▶ Extracted data entries:
════════════════════

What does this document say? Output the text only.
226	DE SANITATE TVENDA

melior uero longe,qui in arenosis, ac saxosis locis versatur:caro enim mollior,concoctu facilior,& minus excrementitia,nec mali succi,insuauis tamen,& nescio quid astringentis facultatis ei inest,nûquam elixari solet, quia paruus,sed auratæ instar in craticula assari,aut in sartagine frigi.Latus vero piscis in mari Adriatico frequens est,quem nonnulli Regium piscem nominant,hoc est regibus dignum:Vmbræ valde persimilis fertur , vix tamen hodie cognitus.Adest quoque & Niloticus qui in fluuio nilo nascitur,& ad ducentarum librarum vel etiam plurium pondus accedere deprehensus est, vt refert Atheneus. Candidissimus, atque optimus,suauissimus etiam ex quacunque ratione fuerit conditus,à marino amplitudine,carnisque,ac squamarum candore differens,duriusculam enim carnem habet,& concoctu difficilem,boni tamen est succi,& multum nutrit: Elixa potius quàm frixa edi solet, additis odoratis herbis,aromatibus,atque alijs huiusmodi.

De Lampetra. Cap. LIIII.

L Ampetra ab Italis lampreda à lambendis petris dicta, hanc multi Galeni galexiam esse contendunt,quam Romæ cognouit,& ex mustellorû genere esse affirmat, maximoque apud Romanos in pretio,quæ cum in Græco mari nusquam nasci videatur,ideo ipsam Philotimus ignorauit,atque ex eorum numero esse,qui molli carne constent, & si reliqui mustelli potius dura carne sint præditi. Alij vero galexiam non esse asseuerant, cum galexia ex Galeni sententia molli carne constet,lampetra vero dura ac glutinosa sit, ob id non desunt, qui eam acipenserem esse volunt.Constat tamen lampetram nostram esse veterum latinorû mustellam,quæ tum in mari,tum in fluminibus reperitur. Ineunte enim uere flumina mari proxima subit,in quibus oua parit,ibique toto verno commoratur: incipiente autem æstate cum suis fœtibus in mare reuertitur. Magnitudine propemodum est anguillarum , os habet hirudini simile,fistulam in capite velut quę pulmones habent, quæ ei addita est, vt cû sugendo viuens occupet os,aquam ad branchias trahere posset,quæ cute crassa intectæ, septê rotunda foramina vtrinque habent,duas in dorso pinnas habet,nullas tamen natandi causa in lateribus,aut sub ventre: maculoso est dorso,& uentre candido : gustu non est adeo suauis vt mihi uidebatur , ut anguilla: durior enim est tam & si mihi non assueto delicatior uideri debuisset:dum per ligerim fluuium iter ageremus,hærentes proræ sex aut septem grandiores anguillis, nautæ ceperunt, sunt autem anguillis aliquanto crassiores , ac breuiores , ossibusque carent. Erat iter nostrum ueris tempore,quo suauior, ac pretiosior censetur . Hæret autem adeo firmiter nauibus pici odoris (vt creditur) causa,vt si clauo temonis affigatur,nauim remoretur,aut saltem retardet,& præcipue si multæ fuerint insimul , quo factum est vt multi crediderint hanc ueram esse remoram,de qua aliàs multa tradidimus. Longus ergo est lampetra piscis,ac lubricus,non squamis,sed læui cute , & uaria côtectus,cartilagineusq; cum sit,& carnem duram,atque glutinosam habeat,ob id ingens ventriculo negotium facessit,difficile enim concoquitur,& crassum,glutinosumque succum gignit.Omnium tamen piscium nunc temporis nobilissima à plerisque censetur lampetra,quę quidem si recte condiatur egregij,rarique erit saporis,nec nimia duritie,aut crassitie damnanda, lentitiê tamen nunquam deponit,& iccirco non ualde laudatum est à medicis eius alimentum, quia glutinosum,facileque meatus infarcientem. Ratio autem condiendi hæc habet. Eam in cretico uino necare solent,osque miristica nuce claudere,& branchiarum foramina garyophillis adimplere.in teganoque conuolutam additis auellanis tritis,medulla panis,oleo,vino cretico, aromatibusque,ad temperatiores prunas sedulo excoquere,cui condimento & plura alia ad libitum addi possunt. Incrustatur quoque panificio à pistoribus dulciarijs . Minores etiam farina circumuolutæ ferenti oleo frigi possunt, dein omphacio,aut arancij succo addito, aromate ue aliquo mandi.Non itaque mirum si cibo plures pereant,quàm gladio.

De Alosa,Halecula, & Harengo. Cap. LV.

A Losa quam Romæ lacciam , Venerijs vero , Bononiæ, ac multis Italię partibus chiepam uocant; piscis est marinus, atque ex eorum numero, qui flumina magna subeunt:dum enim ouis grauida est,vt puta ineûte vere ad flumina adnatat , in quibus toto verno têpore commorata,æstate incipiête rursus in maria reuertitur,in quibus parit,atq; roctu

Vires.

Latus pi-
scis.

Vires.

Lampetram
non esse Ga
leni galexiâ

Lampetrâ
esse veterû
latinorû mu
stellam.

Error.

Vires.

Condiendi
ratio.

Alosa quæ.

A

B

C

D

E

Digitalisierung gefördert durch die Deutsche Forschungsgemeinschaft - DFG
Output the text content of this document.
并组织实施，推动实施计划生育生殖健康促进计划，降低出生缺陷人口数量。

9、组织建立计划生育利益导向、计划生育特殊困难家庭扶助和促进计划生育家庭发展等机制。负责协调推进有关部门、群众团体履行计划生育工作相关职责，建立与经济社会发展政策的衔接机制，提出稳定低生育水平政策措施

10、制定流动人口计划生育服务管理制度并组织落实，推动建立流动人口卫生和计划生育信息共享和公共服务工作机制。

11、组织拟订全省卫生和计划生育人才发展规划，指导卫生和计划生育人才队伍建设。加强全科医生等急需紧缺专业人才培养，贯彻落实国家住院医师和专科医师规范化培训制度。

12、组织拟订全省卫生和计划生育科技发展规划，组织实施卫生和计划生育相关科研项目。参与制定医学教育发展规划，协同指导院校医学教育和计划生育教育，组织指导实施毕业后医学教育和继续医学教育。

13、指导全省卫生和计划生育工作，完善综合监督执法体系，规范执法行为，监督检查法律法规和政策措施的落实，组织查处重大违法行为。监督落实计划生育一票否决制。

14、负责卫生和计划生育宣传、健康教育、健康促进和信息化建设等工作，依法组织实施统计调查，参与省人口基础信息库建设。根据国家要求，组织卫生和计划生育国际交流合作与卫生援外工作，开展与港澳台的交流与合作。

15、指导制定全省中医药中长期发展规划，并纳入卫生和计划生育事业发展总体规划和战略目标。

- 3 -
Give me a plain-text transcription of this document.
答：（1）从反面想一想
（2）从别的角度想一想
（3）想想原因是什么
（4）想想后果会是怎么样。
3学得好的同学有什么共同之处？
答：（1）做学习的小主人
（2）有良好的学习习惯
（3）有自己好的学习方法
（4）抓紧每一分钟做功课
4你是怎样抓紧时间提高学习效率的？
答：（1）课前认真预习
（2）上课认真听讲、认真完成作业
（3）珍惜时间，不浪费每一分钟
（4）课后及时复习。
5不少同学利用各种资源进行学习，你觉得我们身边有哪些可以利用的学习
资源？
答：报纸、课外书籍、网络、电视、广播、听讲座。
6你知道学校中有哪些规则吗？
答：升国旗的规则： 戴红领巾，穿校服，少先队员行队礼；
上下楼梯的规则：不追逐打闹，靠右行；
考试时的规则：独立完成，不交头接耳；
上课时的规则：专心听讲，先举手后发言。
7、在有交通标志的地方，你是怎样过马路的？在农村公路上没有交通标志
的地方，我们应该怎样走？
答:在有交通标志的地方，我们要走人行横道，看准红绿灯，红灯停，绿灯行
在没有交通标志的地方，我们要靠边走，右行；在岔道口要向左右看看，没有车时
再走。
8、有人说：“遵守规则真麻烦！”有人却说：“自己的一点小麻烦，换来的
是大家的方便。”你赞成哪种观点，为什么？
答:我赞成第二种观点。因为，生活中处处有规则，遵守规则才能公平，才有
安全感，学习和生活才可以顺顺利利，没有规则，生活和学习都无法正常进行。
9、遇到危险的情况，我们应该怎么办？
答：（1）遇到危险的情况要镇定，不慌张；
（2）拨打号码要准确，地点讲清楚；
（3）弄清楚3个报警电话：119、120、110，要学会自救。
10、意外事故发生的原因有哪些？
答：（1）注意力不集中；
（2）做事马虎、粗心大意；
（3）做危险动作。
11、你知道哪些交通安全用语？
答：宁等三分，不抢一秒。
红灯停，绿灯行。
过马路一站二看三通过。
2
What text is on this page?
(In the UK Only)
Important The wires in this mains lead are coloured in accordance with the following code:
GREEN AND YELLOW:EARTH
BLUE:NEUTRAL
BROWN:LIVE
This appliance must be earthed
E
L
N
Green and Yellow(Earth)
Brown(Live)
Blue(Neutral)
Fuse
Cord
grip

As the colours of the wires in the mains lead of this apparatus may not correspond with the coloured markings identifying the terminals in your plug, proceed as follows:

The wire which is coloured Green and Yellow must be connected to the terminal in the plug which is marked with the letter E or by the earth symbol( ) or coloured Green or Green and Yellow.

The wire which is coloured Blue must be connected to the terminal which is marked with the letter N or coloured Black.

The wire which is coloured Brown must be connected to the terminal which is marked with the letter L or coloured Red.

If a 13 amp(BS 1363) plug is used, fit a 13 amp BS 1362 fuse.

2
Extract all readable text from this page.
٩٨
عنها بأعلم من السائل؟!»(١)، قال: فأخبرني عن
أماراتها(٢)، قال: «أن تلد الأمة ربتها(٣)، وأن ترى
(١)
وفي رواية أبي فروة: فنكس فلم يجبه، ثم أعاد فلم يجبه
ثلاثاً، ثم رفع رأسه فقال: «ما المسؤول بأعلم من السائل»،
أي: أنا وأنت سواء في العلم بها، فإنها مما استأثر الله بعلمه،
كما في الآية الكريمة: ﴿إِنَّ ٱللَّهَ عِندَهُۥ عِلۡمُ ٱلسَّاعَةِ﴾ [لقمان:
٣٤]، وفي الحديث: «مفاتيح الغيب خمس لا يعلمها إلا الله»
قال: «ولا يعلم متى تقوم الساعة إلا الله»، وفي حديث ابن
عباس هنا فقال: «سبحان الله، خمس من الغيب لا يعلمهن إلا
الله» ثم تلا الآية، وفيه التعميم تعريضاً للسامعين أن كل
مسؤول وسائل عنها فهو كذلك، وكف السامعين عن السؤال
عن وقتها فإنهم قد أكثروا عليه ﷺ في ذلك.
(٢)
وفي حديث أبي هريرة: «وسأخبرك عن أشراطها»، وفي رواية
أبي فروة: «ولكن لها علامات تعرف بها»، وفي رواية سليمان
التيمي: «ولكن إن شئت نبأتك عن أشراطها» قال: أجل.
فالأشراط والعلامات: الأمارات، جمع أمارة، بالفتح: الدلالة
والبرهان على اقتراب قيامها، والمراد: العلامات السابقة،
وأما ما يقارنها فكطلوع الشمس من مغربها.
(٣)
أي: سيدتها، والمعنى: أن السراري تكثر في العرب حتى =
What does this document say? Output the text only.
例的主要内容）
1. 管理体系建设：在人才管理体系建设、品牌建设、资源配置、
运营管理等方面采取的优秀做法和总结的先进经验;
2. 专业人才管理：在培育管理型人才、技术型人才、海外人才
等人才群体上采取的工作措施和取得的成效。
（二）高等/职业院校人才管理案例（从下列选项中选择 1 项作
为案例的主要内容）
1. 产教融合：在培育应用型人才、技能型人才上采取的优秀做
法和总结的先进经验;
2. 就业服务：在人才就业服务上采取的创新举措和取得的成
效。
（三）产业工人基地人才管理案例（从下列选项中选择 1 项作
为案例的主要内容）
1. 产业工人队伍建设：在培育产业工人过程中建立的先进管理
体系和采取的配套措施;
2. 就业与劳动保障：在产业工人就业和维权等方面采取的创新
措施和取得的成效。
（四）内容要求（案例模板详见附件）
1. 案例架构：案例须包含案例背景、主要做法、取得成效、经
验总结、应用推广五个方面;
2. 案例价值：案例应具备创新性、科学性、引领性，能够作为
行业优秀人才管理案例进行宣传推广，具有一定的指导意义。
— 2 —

════════════════════

▶ Written problem: Go through the records above and copy every line with the word "رواية".

▶ Output of the exercise:
وفي رواية أبي فروة: فنكس فلم يجبه، ثم أعاد فلم يجبه
وفي حديث أبي هريرة: «وسأخبرك عن أشراطها»، وفي رواية
أبي فروة: «ولكن لها علامات تعرف بها»، وفي رواية سليمان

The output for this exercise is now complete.